WORK TO BE COMPLETED: Reproduce the listing below exactly, minus its pictures.
── PROVIDED RECORDS ──
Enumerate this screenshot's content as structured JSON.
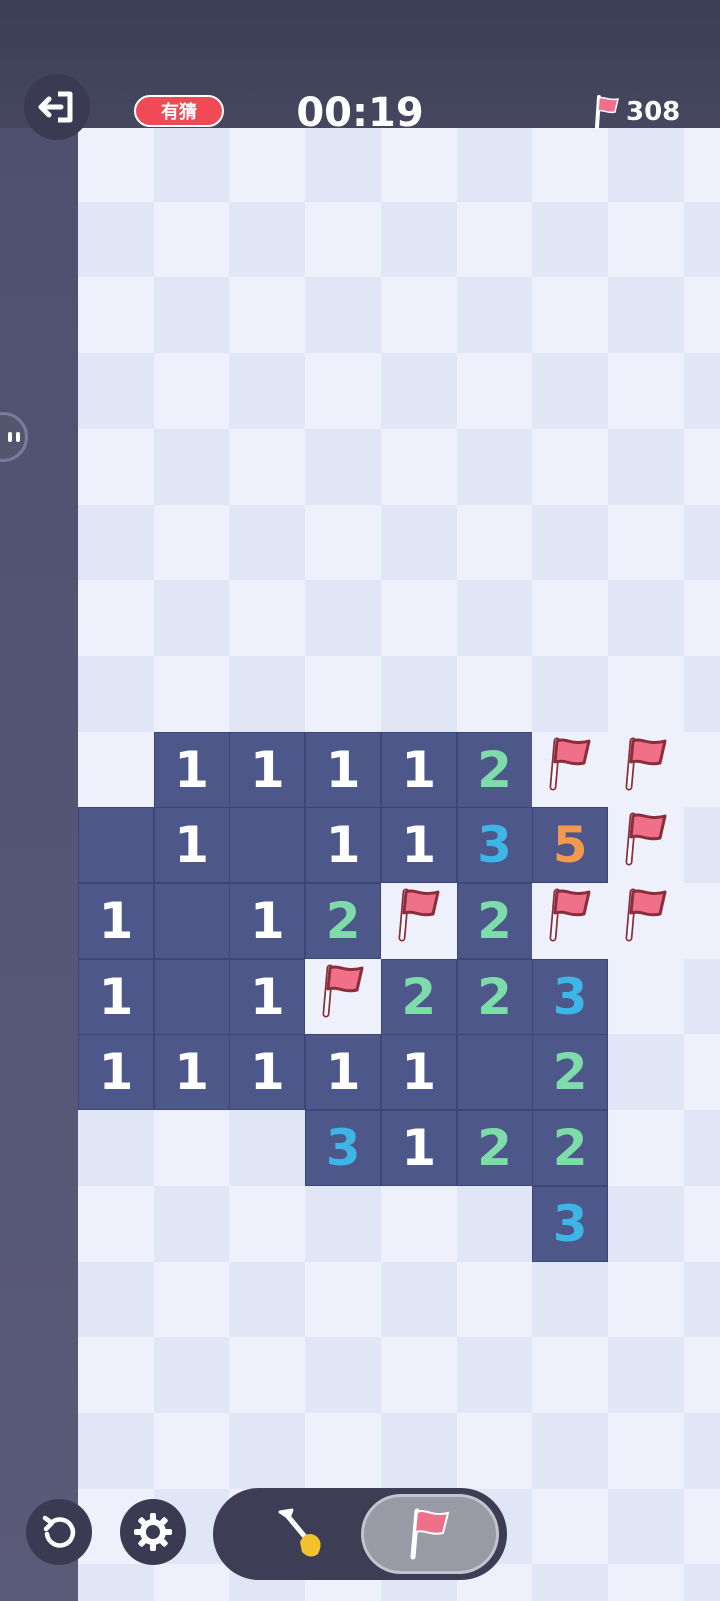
{
  "header": {
    "guess_badge": "有猜",
    "timer": "00:19",
    "flags_remaining": "308"
  },
  "icons": {
    "exit": "exit-icon",
    "flag": "flag-icon",
    "undo": "undo-icon",
    "settings": "gear-icon",
    "dig": "shovel-icon"
  },
  "colors": {
    "open_cell": "#4d5789",
    "number_1": "#ffffff",
    "number_2": "#7edcaa",
    "number_3": "#3db6e6",
    "number_5": "#f19a4d",
    "flag": "#f0708a",
    "badge": "#ef4a55"
  },
  "board": {
    "columns": 9,
    "visible_rows": 20,
    "cells": [
      [
        0,
        9,
        "o",
        ""
      ],
      [
        0,
        10,
        "o",
        "1"
      ],
      [
        0,
        11,
        "o",
        "1"
      ],
      [
        0,
        12,
        "o",
        "1"
      ],
      [
        1,
        8,
        "o",
        "1"
      ],
      [
        1,
        9,
        "o",
        "1"
      ],
      [
        1,
        10,
        "o",
        ""
      ],
      [
        1,
        11,
        "o",
        ""
      ],
      [
        1,
        12,
        "o",
        "1"
      ],
      [
        2,
        8,
        "o",
        "1"
      ],
      [
        2,
        9,
        "o",
        ""
      ],
      [
        2,
        10,
        "o",
        "1"
      ],
      [
        2,
        11,
        "o",
        "1"
      ],
      [
        2,
        12,
        "o",
        "1"
      ],
      [
        3,
        8,
        "o",
        "1"
      ],
      [
        3,
        9,
        "o",
        "1"
      ],
      [
        3,
        10,
        "o",
        "2"
      ],
      [
        3,
        11,
        "f",
        ""
      ],
      [
        3,
        12,
        "o",
        "1"
      ],
      [
        3,
        13,
        "o",
        "3"
      ],
      [
        4,
        8,
        "o",
        "1"
      ],
      [
        4,
        9,
        "o",
        "1"
      ],
      [
        4,
        10,
        "f",
        ""
      ],
      [
        4,
        11,
        "o",
        "2"
      ],
      [
        4,
        12,
        "o",
        "1"
      ],
      [
        4,
        13,
        "o",
        "1"
      ],
      [
        5,
        8,
        "o",
        "2"
      ],
      [
        5,
        9,
        "o",
        "3"
      ],
      [
        5,
        10,
        "o",
        "2"
      ],
      [
        5,
        11,
        "o",
        "2"
      ],
      [
        5,
        12,
        "o",
        ""
      ],
      [
        5,
        13,
        "o",
        "2"
      ],
      [
        6,
        8,
        "f",
        ""
      ],
      [
        6,
        9,
        "o",
        "5"
      ],
      [
        6,
        10,
        "f",
        ""
      ],
      [
        6,
        11,
        "o",
        "3"
      ],
      [
        6,
        12,
        "o",
        "2"
      ],
      [
        6,
        13,
        "o",
        "2"
      ],
      [
        6,
        14,
        "o",
        "3"
      ],
      [
        7,
        8,
        "f",
        ""
      ],
      [
        7,
        9,
        "f",
        ""
      ],
      [
        7,
        10,
        "f",
        ""
      ]
    ]
  }
}
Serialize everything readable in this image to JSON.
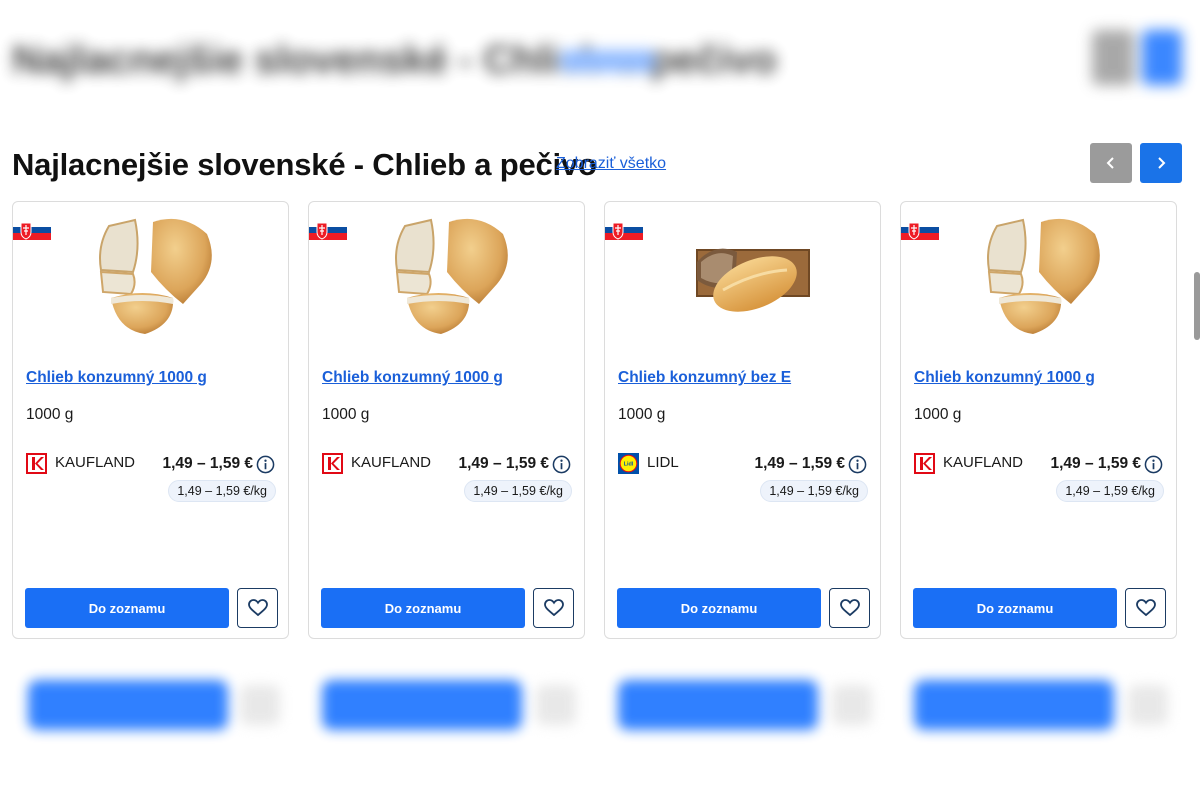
{
  "section": {
    "title": "Najlacnejšie slovenské - Chlieb a pečivo",
    "show_all": "Zobraziť všetko"
  },
  "products": [
    {
      "name": "Chlieb konzumný 1000 g",
      "weight": "1000 g",
      "store": "KAUFLAND",
      "store_logo": "kaufland-logo",
      "price": "1,49 – 1,59 €",
      "unit_price": "1,49 – 1,59 €/kg",
      "add_label": "Do zoznamu",
      "image": "round-bread-sliced"
    },
    {
      "name": "Chlieb konzumný 1000 g",
      "weight": "1000 g",
      "store": "KAUFLAND",
      "store_logo": "kaufland-logo",
      "price": "1,49 – 1,59 €",
      "unit_price": "1,49 – 1,59 €/kg",
      "add_label": "Do zoznamu",
      "image": "round-bread-sliced"
    },
    {
      "name": "Chlieb konzumný bez E",
      "weight": "1000 g",
      "store": "LIDL",
      "store_logo": "lidl-logo",
      "price": "1,49 – 1,59 €",
      "unit_price": "1,49 – 1,59 €/kg",
      "add_label": "Do zoznamu",
      "image": "oval-bread-on-board"
    },
    {
      "name": "Chlieb konzumný 1000 g",
      "weight": "1000 g",
      "store": "KAUFLAND",
      "store_logo": "kaufland-logo",
      "price": "1,49 – 1,59 €",
      "unit_price": "1,49 – 1,59 €/kg",
      "add_label": "Do zoznamu",
      "image": "round-bread-sliced"
    }
  ],
  "colors": {
    "accent": "#1a6ff5",
    "link": "#1a5fd9",
    "nav_prev": "#9b9b9b",
    "kaufland": "#e10915",
    "lidl_blue": "#0050aa",
    "lidl_yellow": "#fff000"
  }
}
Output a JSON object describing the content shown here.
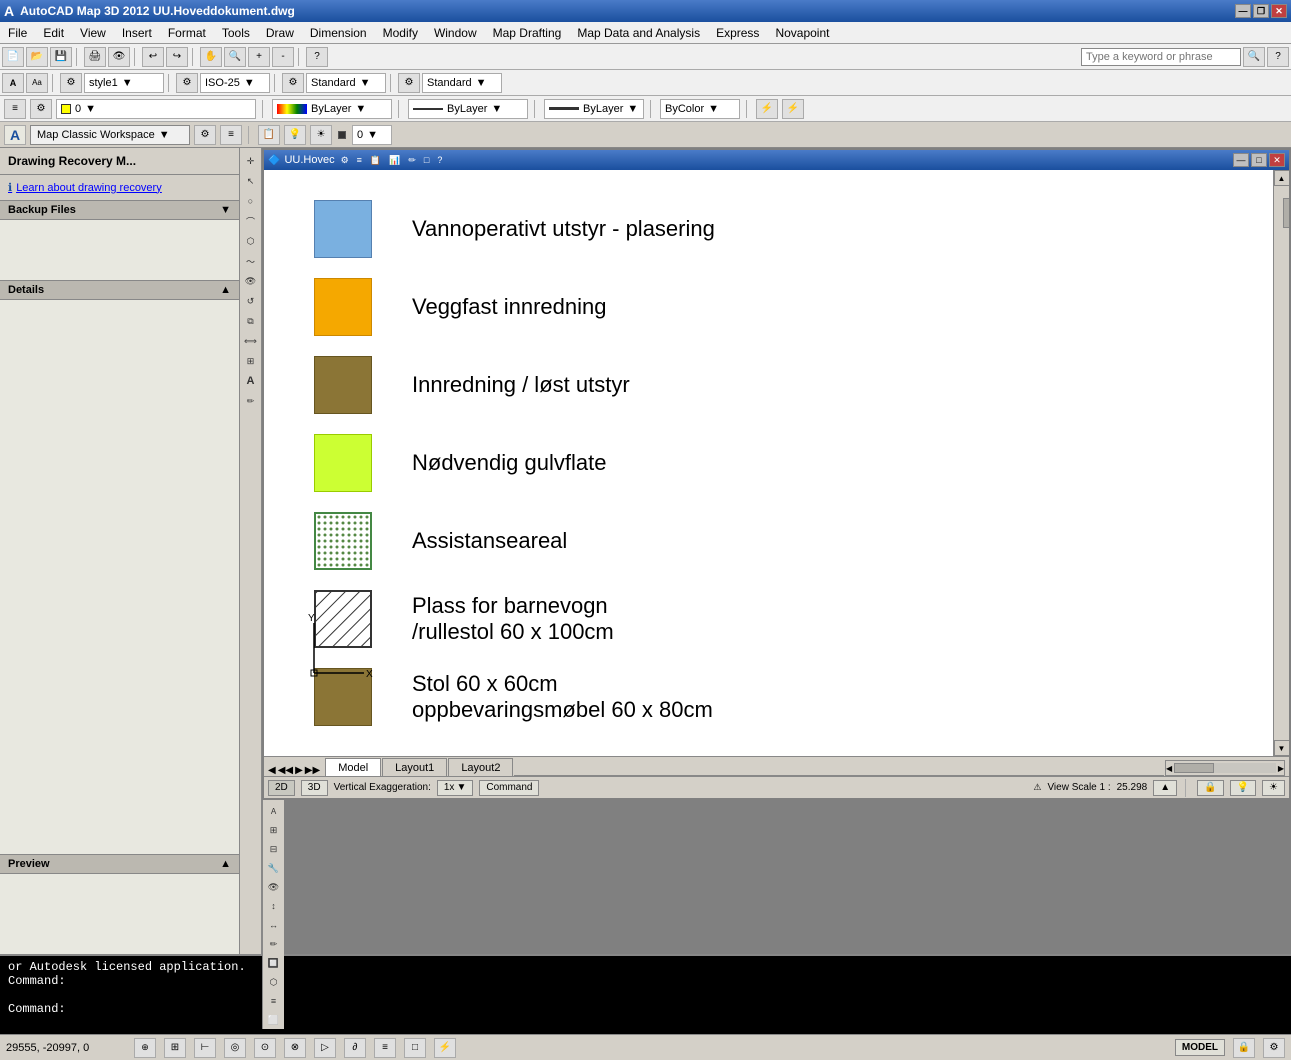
{
  "app": {
    "title": "AutoCAD Map 3D 2012    UU.Hoveddokument.dwg",
    "logo": "AutoCAD",
    "search_placeholder": "Type a keyword or phrase"
  },
  "titlebar": {
    "minimize": "—",
    "maximize": "□",
    "restore": "❐",
    "close": "✕",
    "title_btns": [
      "—",
      "❐",
      "✕"
    ]
  },
  "menubar": {
    "items": [
      "File",
      "Edit",
      "View",
      "Insert",
      "Format",
      "Tools",
      "Draw",
      "Dimension",
      "Modify",
      "Window",
      "Map Drafting",
      "Map Data and Analysis",
      "Express",
      "Novapoint"
    ]
  },
  "workspace": {
    "name": "Map Classic Workspace",
    "settings_icon": "⚙",
    "layer_icon": "≡"
  },
  "drawing_window": {
    "title": "UU.Hovec",
    "min": "—",
    "max": "□",
    "close": "✕"
  },
  "left_panel": {
    "title": "Drawing Recovery M...",
    "info_link": "Learn about drawing recovery",
    "backup_section": "Backup Files",
    "details_section": "Details",
    "preview_section": "Preview"
  },
  "legend": {
    "items": [
      {
        "label": "Vannoperativt utstyr - plasering",
        "color": "#7ab0e0",
        "type": "solid"
      },
      {
        "label": "Veggfast innredning",
        "color": "#f5a800",
        "type": "solid"
      },
      {
        "label": "Innredning / løst utstyr",
        "color": "#8b7536",
        "type": "solid"
      },
      {
        "label": "Nødvendig gulvflate",
        "color": "#ccff33",
        "type": "solid"
      },
      {
        "label": "Assistanseareal",
        "color": "#88cc44",
        "type": "dotted"
      },
      {
        "label": "Plass for barnevogn\n/rullestol 60 x 100cm",
        "color": "white",
        "type": "hatched"
      },
      {
        "label": "Stol 60 x 60cm\noppbevaringsmøbel 60 x 80cm",
        "color": "#8b7536",
        "type": "solid"
      }
    ]
  },
  "tabs": {
    "model": "Model",
    "layout1": "Layout1",
    "layout2": "Layout2",
    "active": "Model"
  },
  "drawing_status": {
    "mode_2d": "2D",
    "mode_3d": "3D",
    "vert_exag_label": "Vertical Exaggeration:",
    "vert_exag_value": "1x",
    "command_btn": "Command",
    "view_scale_label": "View Scale 1 :",
    "view_scale_value": "25.298"
  },
  "command_area": {
    "lines": [
      "or Autodesk licensed application.",
      "Command:",
      "",
      "Command:"
    ]
  },
  "status_bar": {
    "coords": "29555, -20997, 0",
    "model_label": "MODEL"
  },
  "toolbar": {
    "style_label": "style1",
    "iso_label": "ISO-25",
    "standard1_label": "Standard",
    "standard2_label": "Standard",
    "bylayer1": "ByLayer",
    "bylayer2": "ByLayer",
    "bylayer3": "ByLayer",
    "bycolor": "ByColor",
    "layer_dropdown": "0"
  }
}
───
RESPONSE:
Enumerate this screenshot's content as structured JSON.
{
  "header": {
    "guess_badge": "有猜",
    "timer": "00:19",
    "flags_remaining": "308"
  },
  "icons": {
    "exit": "exit-icon",
    "flag": "flag-icon",
    "undo": "undo-icon",
    "settings": "gear-icon",
    "dig": "shovel-icon"
  },
  "colors": {
    "open_cell": "#4d5789",
    "number_1": "#ffffff",
    "number_2": "#7edcaa",
    "number_3": "#3db6e6",
    "number_5": "#f19a4d",
    "flag": "#f0708a",
    "badge": "#ef4a55"
  },
  "board": {
    "columns": 9,
    "visible_rows": 20,
    "cells": [
      [
        0,
        9,
        "o",
        ""
      ],
      [
        0,
        10,
        "o",
        "1"
      ],
      [
        0,
        11,
        "o",
        "1"
      ],
      [
        0,
        12,
        "o",
        "1"
      ],
      [
        1,
        8,
        "o",
        "1"
      ],
      [
        1,
        9,
        "o",
        "1"
      ],
      [
        1,
        10,
        "o",
        ""
      ],
      [
        1,
        11,
        "o",
        ""
      ],
      [
        1,
        12,
        "o",
        "1"
      ],
      [
        2,
        8,
        "o",
        "1"
      ],
      [
        2,
        9,
        "o",
        ""
      ],
      [
        2,
        10,
        "o",
        "1"
      ],
      [
        2,
        11,
        "o",
        "1"
      ],
      [
        2,
        12,
        "o",
        "1"
      ],
      [
        3,
        8,
        "o",
        "1"
      ],
      [
        3,
        9,
        "o",
        "1"
      ],
      [
        3,
        10,
        "o",
        "2"
      ],
      [
        3,
        11,
        "f",
        ""
      ],
      [
        3,
        12,
        "o",
        "1"
      ],
      [
        3,
        13,
        "o",
        "3"
      ],
      [
        4,
        8,
        "o",
        "1"
      ],
      [
        4,
        9,
        "o",
        "1"
      ],
      [
        4,
        10,
        "f",
        ""
      ],
      [
        4,
        11,
        "o",
        "2"
      ],
      [
        4,
        12,
        "o",
        "1"
      ],
      [
        4,
        13,
        "o",
        "1"
      ],
      [
        5,
        8,
        "o",
        "2"
      ],
      [
        5,
        9,
        "o",
        "3"
      ],
      [
        5,
        10,
        "o",
        "2"
      ],
      [
        5,
        11,
        "o",
        "2"
      ],
      [
        5,
        12,
        "o",
        ""
      ],
      [
        5,
        13,
        "o",
        "2"
      ],
      [
        6,
        8,
        "f",
        ""
      ],
      [
        6,
        9,
        "o",
        "5"
      ],
      [
        6,
        10,
        "f",
        ""
      ],
      [
        6,
        11,
        "o",
        "3"
      ],
      [
        6,
        12,
        "o",
        "2"
      ],
      [
        6,
        13,
        "o",
        "2"
      ],
      [
        6,
        14,
        "o",
        "3"
      ],
      [
        7,
        8,
        "f",
        ""
      ],
      [
        7,
        9,
        "f",
        ""
      ],
      [
        7,
        10,
        "f",
        ""
      ]
    ]
  }
}
Serialize everything readable in this image to JSON.
{
  "section": {
    "title": "Najlacnejšie slovenské - Chlieb a pečivo",
    "show_all": "Zobraziť všetko"
  },
  "products": [
    {
      "name": "Chlieb konzumný 1000 g",
      "weight": "1000 g",
      "store": "KAUFLAND",
      "store_logo": "kaufland-logo",
      "price": "1,49 – 1,59 €",
      "unit_price": "1,49 – 1,59 €/kg",
      "add_label": "Do zoznamu",
      "image": "round-bread-sliced"
    },
    {
      "name": "Chlieb konzumný 1000 g",
      "weight": "1000 g",
      "store": "KAUFLAND",
      "store_logo": "kaufland-logo",
      "price": "1,49 – 1,59 €",
      "unit_price": "1,49 – 1,59 €/kg",
      "add_label": "Do zoznamu",
      "image": "round-bread-sliced"
    },
    {
      "name": "Chlieb konzumný bez E",
      "weight": "1000 g",
      "store": "LIDL",
      "store_logo": "lidl-logo",
      "price": "1,49 – 1,59 €",
      "unit_price": "1,49 – 1,59 €/kg",
      "add_label": "Do zoznamu",
      "image": "oval-bread-on-board"
    },
    {
      "name": "Chlieb konzumný 1000 g",
      "weight": "1000 g",
      "store": "KAUFLAND",
      "store_logo": "kaufland-logo",
      "price": "1,49 – 1,59 €",
      "unit_price": "1,49 – 1,59 €/kg",
      "add_label": "Do zoznamu",
      "image": "round-bread-sliced"
    }
  ],
  "colors": {
    "accent": "#1a6ff5",
    "link": "#1a5fd9",
    "nav_prev": "#9b9b9b",
    "kaufland": "#e10915",
    "lidl_blue": "#0050aa",
    "lidl_yellow": "#fff000"
  }
}
Output a JSON object describing the content shown here.
{
  "app": {
    "title": "AutoCAD Map 3D 2012    UU.Hoveddokument.dwg",
    "logo": "AutoCAD",
    "search_placeholder": "Type a keyword or phrase"
  },
  "titlebar": {
    "minimize": "—",
    "maximize": "□",
    "restore": "❐",
    "close": "✕",
    "title_btns": [
      "—",
      "❐",
      "✕"
    ]
  },
  "menubar": {
    "items": [
      "File",
      "Edit",
      "View",
      "Insert",
      "Format",
      "Tools",
      "Draw",
      "Dimension",
      "Modify",
      "Window",
      "Map Drafting",
      "Map Data and Analysis",
      "Express",
      "Novapoint"
    ]
  },
  "workspace": {
    "name": "Map Classic Workspace",
    "settings_icon": "⚙",
    "layer_icon": "≡"
  },
  "drawing_window": {
    "title": "UU.Hovec",
    "min": "—",
    "max": "□",
    "close": "✕"
  },
  "left_panel": {
    "title": "Drawing Recovery M...",
    "info_link": "Learn about drawing recovery",
    "backup_section": "Backup Files",
    "details_section": "Details",
    "preview_section": "Preview"
  },
  "legend": {
    "items": [
      {
        "label": "Vannoperativt utstyr - plasering",
        "color": "#7ab0e0",
        "type": "solid"
      },
      {
        "label": "Veggfast innredning",
        "color": "#f5a800",
        "type": "solid"
      },
      {
        "label": "Innredning / løst utstyr",
        "color": "#8b7536",
        "type": "solid"
      },
      {
        "label": "Nødvendig gulvflate",
        "color": "#ccff33",
        "type": "solid"
      },
      {
        "label": "Assistanseareal",
        "color": "#88cc44",
        "type": "dotted"
      },
      {
        "label": "Plass for barnevogn\n/rullestol 60 x 100cm",
        "color": "white",
        "type": "hatched"
      },
      {
        "label": "Stol 60 x 60cm\noppbevaringsmøbel 60 x 80cm",
        "color": "#8b7536",
        "type": "solid"
      }
    ]
  },
  "tabs": {
    "model": "Model",
    "layout1": "Layout1",
    "layout2": "Layout2",
    "active": "Model"
  },
  "drawing_status": {
    "mode_2d": "2D",
    "mode_3d": "3D",
    "vert_exag_label": "Vertical Exaggeration:",
    "vert_exag_value": "1x",
    "command_btn": "Command",
    "view_scale_label": "View Scale 1 :",
    "view_scale_value": "25.298"
  },
  "command_area": {
    "lines": [
      "or Autodesk licensed application.",
      "Command:",
      "",
      "Command:"
    ]
  },
  "status_bar": {
    "coords": "29555, -20997, 0",
    "model_label": "MODEL"
  },
  "toolbar": {
    "style_label": "style1",
    "iso_label": "ISO-25",
    "standard1_label": "Standard",
    "standard2_label": "Standard",
    "bylayer1": "ByLayer",
    "bylayer2": "ByLayer",
    "bylayer3": "ByLayer",
    "bycolor": "ByColor",
    "layer_dropdown": "0"
  }
}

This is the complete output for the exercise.